-- begin --

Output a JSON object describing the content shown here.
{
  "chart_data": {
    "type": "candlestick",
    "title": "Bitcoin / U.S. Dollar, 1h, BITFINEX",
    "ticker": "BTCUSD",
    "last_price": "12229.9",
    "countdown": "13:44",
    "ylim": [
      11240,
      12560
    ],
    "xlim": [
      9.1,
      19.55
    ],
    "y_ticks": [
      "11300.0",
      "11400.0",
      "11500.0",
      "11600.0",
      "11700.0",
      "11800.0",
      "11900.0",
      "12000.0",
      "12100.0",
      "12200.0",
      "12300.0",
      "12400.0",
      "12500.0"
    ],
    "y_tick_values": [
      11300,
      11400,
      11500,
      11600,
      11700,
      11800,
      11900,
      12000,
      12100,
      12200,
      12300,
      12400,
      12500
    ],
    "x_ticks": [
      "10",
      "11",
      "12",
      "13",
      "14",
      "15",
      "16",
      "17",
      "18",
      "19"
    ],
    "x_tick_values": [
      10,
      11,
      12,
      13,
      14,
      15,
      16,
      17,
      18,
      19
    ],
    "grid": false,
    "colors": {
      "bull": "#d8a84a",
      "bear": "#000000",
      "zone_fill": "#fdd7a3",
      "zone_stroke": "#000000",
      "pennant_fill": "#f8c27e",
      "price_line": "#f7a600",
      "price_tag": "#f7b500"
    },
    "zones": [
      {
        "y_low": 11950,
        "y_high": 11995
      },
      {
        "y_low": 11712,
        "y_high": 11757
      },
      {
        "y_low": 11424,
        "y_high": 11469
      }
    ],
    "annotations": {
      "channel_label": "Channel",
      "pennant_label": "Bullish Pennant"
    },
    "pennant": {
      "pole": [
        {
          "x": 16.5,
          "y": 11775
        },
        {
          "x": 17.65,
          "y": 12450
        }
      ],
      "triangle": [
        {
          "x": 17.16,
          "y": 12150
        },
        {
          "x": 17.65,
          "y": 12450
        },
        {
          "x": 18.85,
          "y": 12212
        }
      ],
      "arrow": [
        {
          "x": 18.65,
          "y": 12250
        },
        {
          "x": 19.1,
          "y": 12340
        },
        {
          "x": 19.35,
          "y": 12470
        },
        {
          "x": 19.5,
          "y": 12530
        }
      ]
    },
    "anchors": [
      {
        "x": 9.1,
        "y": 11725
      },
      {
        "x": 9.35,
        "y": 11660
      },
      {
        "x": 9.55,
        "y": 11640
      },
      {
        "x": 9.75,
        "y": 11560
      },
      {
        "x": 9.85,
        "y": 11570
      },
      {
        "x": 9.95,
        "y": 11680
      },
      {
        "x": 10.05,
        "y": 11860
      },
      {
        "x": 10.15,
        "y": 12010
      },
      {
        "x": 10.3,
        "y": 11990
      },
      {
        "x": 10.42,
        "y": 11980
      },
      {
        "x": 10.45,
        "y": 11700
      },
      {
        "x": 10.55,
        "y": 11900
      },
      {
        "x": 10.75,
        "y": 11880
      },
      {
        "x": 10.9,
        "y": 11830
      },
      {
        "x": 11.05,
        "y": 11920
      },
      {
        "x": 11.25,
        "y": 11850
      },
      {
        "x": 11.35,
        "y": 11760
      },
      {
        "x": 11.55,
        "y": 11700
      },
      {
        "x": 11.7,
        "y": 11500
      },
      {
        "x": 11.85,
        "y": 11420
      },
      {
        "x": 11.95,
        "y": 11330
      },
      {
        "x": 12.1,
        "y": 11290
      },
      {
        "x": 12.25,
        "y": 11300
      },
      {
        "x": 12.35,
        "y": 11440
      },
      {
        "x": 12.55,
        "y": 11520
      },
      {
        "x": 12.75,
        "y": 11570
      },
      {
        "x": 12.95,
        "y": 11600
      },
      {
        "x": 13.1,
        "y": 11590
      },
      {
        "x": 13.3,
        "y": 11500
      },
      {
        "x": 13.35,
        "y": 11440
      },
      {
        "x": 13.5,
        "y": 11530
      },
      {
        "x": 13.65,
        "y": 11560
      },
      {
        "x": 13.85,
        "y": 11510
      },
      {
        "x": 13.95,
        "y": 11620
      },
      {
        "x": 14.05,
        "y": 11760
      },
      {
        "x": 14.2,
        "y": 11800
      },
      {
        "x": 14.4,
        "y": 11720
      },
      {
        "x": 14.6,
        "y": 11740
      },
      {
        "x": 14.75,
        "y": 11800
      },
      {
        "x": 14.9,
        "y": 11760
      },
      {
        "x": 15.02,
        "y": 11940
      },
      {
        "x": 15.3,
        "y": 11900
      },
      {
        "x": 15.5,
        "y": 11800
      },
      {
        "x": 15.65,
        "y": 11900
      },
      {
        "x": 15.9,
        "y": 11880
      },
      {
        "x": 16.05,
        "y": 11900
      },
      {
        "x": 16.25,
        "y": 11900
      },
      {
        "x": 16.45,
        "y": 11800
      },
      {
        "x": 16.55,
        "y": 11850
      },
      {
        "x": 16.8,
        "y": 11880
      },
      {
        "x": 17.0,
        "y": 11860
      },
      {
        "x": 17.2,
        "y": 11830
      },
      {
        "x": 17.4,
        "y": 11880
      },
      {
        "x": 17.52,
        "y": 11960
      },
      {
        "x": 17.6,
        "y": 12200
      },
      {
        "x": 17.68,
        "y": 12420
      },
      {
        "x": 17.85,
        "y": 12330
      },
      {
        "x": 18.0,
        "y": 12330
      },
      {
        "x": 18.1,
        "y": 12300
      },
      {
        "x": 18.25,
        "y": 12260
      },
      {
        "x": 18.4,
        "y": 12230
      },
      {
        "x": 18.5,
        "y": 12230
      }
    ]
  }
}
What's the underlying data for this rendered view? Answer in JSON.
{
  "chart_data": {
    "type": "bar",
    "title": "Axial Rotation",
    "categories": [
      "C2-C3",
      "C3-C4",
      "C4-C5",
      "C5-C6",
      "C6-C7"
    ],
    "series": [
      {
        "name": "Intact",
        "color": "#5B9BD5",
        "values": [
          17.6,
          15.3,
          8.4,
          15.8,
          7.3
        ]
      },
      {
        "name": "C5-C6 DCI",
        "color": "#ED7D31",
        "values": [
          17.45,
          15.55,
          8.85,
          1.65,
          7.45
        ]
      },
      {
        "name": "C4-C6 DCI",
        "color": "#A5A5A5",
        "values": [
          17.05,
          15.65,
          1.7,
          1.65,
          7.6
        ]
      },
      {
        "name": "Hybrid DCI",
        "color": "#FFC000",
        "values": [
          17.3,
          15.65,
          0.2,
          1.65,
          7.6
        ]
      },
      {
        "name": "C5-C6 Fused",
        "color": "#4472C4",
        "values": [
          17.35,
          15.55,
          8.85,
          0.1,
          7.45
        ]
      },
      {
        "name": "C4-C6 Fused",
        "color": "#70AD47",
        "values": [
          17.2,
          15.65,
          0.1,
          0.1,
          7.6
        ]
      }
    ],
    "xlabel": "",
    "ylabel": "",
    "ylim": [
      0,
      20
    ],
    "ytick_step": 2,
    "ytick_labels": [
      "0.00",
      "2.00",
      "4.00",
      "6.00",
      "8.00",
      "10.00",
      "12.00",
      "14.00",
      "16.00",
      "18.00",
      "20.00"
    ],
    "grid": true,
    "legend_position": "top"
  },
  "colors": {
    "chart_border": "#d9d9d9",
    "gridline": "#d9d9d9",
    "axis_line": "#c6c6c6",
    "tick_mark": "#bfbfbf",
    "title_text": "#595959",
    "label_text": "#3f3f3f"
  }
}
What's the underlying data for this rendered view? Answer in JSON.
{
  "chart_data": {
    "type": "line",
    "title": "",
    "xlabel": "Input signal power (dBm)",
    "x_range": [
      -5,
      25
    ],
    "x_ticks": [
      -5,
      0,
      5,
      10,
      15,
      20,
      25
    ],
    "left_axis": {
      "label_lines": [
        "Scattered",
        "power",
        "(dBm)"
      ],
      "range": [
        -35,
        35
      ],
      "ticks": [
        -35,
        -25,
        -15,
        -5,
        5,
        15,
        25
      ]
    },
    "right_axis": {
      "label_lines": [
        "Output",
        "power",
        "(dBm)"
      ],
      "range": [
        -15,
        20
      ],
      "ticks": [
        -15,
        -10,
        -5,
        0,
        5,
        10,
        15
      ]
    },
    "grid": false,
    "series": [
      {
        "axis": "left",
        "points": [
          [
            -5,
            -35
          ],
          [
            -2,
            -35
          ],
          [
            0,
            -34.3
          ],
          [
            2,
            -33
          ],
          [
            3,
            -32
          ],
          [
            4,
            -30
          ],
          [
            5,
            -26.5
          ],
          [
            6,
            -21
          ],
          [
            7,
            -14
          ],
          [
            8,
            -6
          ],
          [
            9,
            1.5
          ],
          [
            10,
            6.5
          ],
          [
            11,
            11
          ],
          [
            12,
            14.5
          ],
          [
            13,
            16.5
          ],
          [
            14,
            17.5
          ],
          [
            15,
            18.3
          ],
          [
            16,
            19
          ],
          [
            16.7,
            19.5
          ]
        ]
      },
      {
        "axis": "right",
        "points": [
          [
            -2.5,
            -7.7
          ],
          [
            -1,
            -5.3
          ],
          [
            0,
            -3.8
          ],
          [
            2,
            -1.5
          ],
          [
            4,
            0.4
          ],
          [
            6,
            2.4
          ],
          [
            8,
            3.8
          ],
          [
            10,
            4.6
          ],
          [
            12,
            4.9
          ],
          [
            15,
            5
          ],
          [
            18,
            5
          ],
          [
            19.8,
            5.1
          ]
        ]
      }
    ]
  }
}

-- end --

### [GOAL]
Every line holding "type" should be copied out.

### [WRITTEN RESPONSE]
    "type": "candlestick",
    "type": "bar",
    "type": "line",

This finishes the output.